>>>

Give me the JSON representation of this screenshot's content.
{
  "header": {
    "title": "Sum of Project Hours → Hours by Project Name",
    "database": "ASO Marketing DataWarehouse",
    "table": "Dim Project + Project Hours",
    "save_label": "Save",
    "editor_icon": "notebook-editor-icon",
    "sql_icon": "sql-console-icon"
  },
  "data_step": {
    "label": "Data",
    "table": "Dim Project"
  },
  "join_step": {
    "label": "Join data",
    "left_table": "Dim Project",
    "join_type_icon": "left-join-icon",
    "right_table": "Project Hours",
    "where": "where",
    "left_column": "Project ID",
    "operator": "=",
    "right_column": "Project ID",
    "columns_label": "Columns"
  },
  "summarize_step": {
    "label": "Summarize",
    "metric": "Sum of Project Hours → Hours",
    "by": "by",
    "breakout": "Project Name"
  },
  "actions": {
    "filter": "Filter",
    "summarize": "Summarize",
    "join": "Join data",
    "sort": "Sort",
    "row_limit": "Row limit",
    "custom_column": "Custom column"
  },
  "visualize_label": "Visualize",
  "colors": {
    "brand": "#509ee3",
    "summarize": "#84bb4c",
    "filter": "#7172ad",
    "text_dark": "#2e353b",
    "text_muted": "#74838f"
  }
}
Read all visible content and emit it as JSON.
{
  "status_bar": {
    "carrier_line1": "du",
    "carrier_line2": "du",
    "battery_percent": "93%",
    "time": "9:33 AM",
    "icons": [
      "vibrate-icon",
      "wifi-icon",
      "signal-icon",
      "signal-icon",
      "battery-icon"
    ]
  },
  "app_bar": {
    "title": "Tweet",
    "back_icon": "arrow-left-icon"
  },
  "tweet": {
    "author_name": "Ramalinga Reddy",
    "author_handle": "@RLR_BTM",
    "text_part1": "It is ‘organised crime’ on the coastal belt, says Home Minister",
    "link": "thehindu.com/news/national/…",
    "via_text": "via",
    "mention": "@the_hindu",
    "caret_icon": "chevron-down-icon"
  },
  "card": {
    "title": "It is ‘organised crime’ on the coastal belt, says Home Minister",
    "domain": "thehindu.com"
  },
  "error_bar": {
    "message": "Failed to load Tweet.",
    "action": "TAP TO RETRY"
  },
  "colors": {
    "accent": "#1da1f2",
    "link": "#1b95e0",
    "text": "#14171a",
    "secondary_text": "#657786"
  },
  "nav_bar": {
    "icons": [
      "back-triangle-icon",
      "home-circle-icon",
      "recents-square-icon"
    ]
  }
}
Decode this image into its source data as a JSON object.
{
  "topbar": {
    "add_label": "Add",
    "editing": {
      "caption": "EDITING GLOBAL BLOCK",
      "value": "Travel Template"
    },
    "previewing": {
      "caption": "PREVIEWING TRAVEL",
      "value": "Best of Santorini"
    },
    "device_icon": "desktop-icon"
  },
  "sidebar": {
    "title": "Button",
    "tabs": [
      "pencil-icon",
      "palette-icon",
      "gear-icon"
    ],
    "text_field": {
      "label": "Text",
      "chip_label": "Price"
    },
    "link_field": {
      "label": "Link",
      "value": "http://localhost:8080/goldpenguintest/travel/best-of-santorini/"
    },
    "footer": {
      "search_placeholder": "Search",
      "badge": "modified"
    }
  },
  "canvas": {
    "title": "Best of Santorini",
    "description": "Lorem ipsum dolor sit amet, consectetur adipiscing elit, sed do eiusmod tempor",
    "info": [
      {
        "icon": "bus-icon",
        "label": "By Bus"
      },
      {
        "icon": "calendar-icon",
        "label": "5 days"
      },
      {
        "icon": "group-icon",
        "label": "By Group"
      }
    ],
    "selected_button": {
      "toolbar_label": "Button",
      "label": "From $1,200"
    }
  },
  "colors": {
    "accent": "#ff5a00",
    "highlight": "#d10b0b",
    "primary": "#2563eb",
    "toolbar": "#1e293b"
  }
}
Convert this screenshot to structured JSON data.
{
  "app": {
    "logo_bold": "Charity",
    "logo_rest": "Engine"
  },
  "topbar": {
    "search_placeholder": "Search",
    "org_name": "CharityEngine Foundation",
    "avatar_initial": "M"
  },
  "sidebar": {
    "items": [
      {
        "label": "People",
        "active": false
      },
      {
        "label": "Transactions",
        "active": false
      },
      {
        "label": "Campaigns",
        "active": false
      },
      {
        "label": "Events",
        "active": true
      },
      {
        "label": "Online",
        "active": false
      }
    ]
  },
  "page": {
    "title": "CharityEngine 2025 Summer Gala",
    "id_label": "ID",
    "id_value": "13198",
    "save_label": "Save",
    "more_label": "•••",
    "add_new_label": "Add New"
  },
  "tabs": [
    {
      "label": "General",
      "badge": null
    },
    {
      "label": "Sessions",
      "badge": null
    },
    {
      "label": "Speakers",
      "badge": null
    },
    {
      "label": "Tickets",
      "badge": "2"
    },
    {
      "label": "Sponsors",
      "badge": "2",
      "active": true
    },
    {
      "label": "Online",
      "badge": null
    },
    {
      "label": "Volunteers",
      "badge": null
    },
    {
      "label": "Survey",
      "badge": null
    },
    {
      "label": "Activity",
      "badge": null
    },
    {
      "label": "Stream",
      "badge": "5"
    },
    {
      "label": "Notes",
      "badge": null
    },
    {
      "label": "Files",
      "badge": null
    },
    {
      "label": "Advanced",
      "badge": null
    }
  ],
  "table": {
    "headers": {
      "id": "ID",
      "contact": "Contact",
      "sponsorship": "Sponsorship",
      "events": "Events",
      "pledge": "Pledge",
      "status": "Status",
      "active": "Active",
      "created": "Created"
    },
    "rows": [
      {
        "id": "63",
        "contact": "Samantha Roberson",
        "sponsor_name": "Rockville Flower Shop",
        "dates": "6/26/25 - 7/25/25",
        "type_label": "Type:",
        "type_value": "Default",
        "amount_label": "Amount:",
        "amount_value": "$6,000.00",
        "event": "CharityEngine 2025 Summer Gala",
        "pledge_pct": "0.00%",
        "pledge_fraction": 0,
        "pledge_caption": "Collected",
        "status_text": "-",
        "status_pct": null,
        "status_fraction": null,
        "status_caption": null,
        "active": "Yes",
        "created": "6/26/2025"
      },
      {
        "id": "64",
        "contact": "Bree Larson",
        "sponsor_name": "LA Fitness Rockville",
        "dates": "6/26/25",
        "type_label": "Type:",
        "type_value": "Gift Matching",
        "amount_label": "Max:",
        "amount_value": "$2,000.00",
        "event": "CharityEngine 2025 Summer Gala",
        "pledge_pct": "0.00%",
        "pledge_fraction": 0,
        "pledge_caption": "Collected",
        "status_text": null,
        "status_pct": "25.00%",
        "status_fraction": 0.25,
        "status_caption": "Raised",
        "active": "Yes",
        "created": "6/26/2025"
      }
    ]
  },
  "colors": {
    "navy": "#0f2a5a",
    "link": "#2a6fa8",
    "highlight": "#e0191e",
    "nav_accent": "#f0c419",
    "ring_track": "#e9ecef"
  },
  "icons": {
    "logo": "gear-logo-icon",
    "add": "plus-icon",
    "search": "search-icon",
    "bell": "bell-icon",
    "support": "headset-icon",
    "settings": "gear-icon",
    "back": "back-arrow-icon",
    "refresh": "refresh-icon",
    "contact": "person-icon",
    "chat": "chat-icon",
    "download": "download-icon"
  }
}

<<<

● Job
Gather each line in the data that holds the string "gear".

● Exercise solution
      "gear-icon"
    "logo": "gear-logo-icon",
    "settings": "gear-icon",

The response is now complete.